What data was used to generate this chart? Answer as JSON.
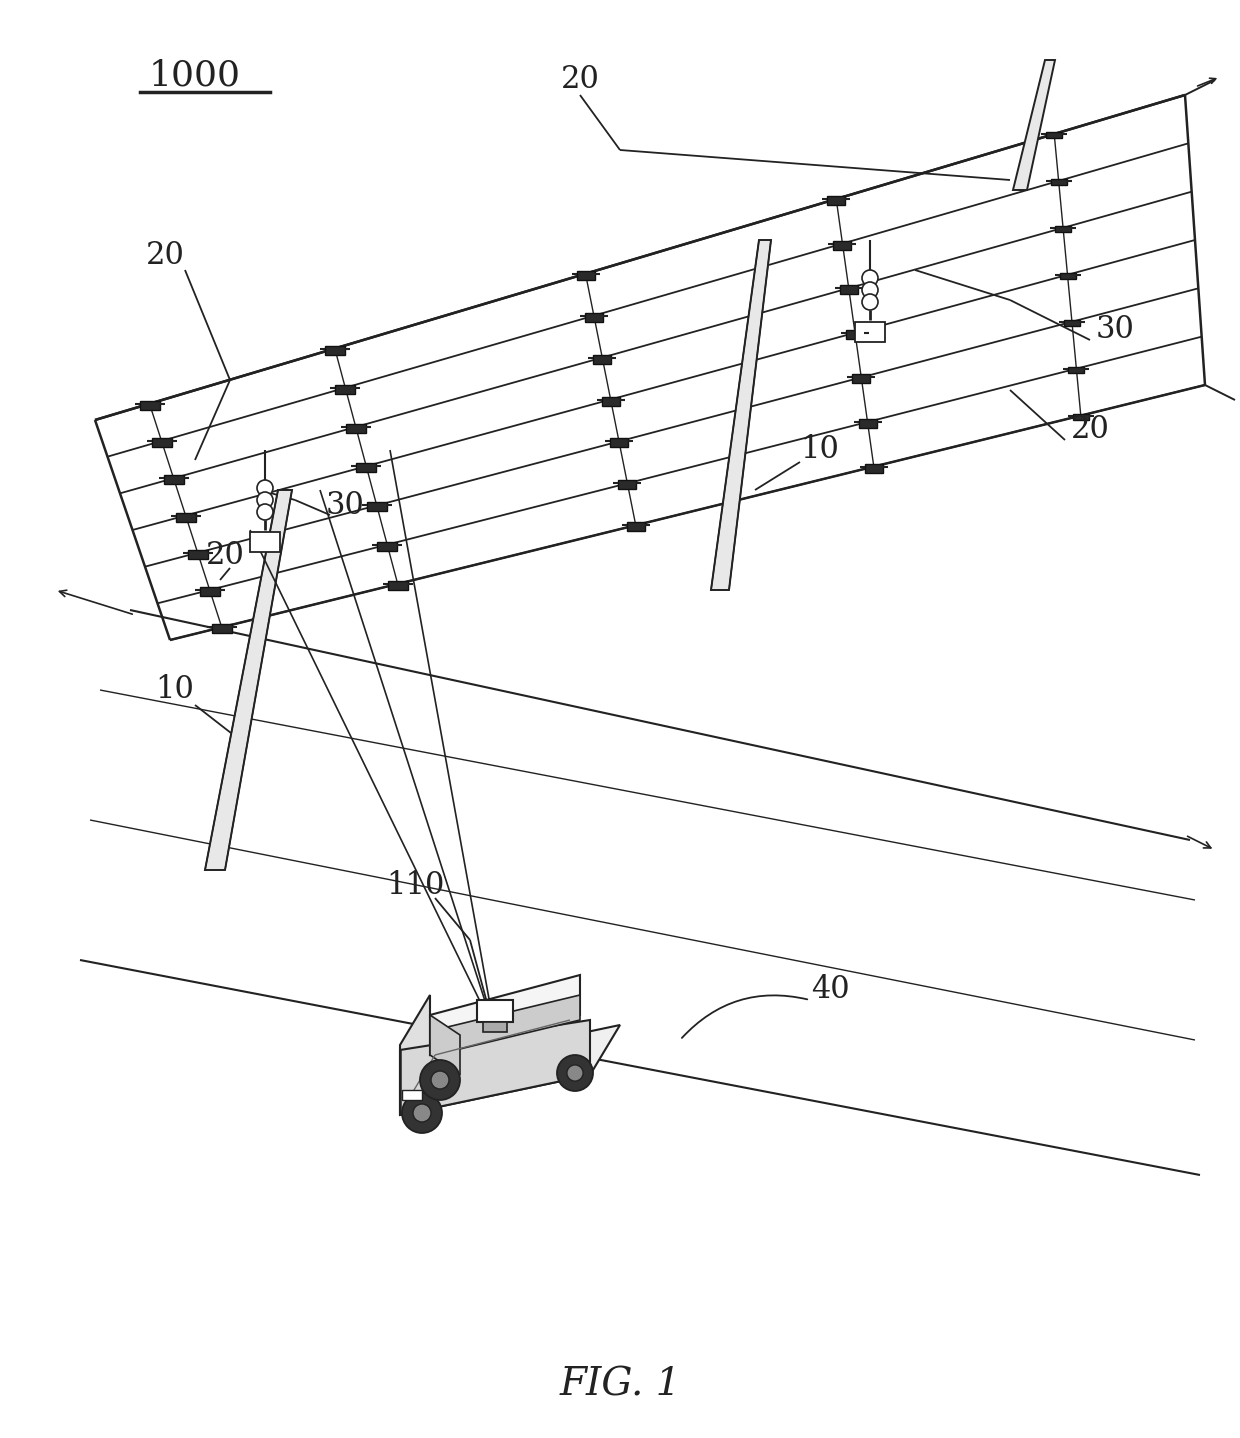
{
  "fig_label": "FIG. 1",
  "ref_1000": "1000",
  "ref_10a": "10",
  "ref_10b": "10",
  "ref_20a": "20",
  "ref_20b": "20",
  "ref_20c": "20",
  "ref_20d": "20",
  "ref_30a": "30",
  "ref_30b": "30",
  "ref_40": "40",
  "ref_110": "110",
  "bg_color": "#ffffff",
  "lc": "#222222",
  "fig_width": 12.4,
  "fig_height": 14.38,
  "dpi": 100
}
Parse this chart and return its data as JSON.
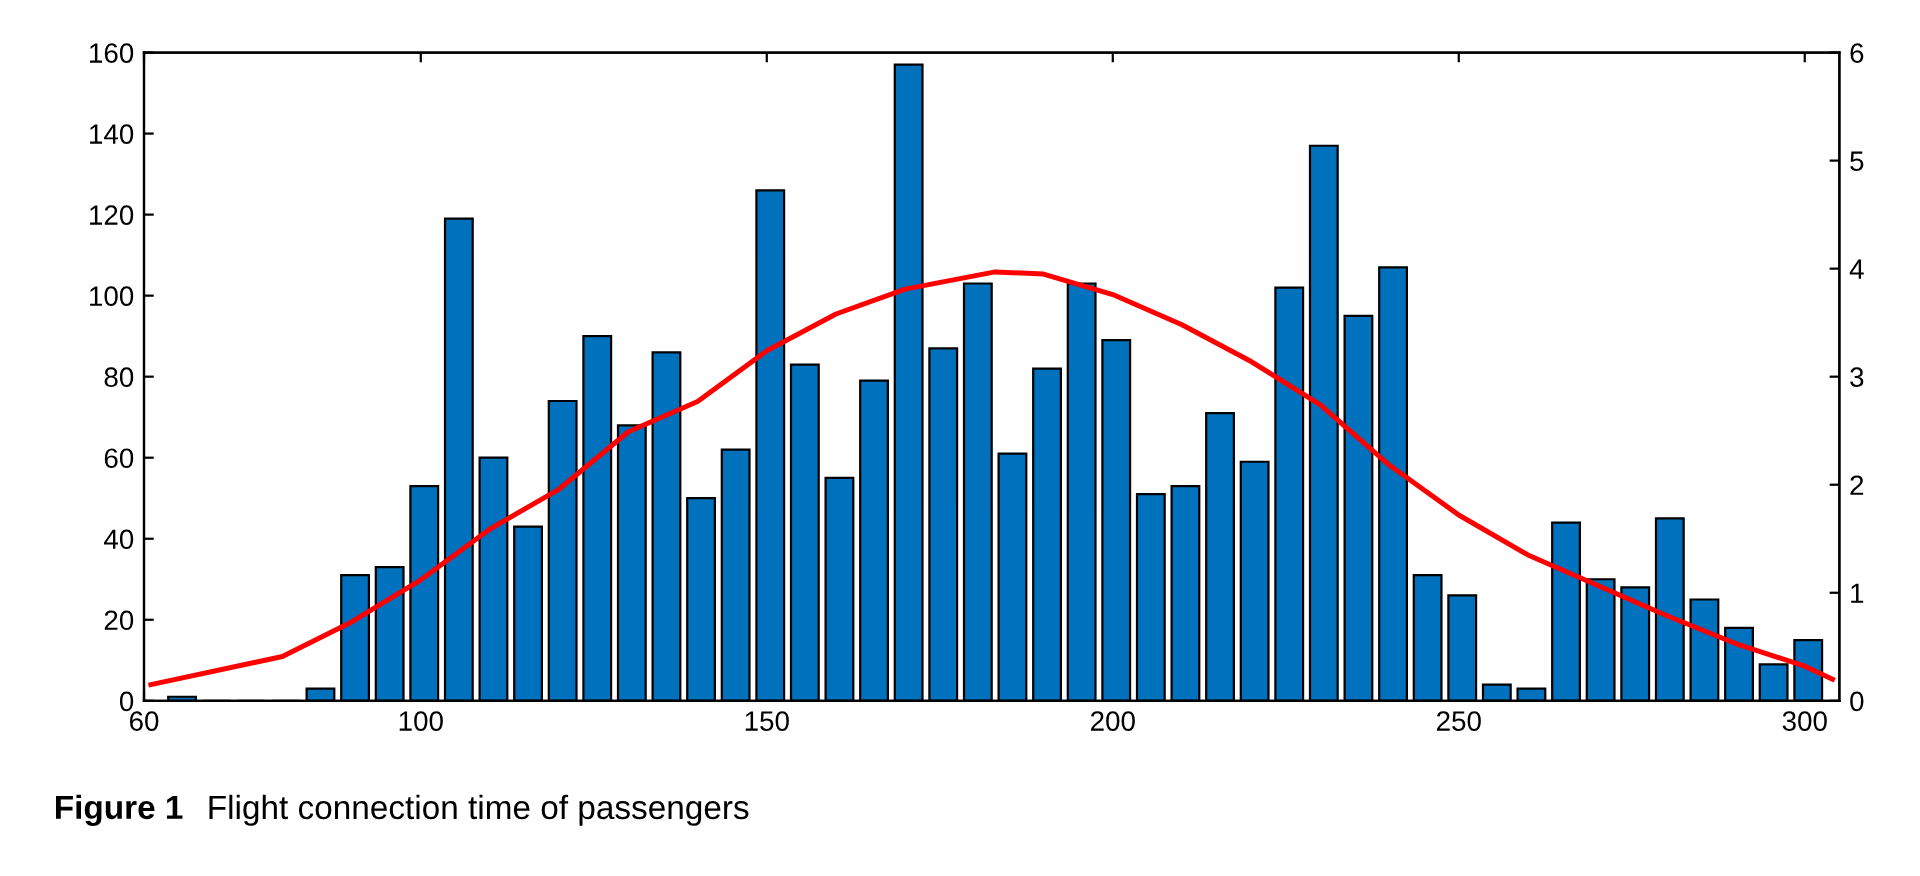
{
  "chart_data": {
    "type": "histogram",
    "bins": [
      63,
      68,
      73,
      78,
      83,
      88,
      93,
      98,
      103,
      108,
      113,
      118,
      123,
      128,
      133,
      138,
      143,
      148,
      153,
      158,
      163,
      168,
      173,
      178,
      183,
      188,
      193,
      198,
      203,
      208,
      213,
      218,
      223,
      228,
      233,
      238,
      243,
      248,
      253,
      258,
      263,
      268,
      273,
      278,
      283,
      288,
      293,
      298,
      303
    ],
    "values": [
      1,
      0,
      0,
      0,
      3,
      31,
      33,
      53,
      119,
      60,
      43,
      74,
      90,
      68,
      86,
      50,
      62,
      126,
      83,
      55,
      79,
      157,
      87,
      103,
      61,
      82,
      103,
      89,
      51,
      53,
      71,
      59,
      102,
      137,
      95,
      107,
      31,
      26,
      4,
      3,
      44,
      30,
      28,
      45,
      25,
      18,
      9,
      15
    ],
    "color": "#0072bd",
    "series": [
      {
        "type": "line",
        "axis": "y2",
        "color": "#ff0000",
        "x": [
          61,
          80,
          90,
          100,
          110,
          120,
          130,
          140,
          150,
          160,
          170,
          183,
          190,
          200,
          210,
          220,
          230,
          240,
          250,
          260,
          270,
          280,
          290,
          300,
          304
        ],
        "values": [
          0.15,
          0.41,
          0.73,
          1.12,
          1.59,
          1.96,
          2.49,
          2.77,
          3.24,
          3.58,
          3.81,
          3.97,
          3.95,
          3.76,
          3.48,
          3.14,
          2.74,
          2.18,
          1.72,
          1.35,
          1.07,
          0.79,
          0.53,
          0.32,
          0.2
        ]
      }
    ],
    "xlim": [
      60,
      305
    ],
    "xticks": [
      60,
      100,
      150,
      200,
      250,
      300
    ],
    "ylim": [
      0,
      160
    ],
    "yticks": [
      0,
      20,
      40,
      60,
      80,
      100,
      120,
      140,
      160
    ],
    "y2lim": [
      0,
      6
    ],
    "y2ticks": [
      0,
      1,
      2,
      3,
      4,
      5,
      6
    ],
    "grid": false,
    "legend": false,
    "annotations": [
      "Figure 1  Flight connection time of passengers"
    ]
  }
}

::::::::::

Do this
Track down every line holding the string "JSON" and copy it.

The answer
What data was used to generate this chart? Answer as JSON.
Parse this chart and return its data as JSON.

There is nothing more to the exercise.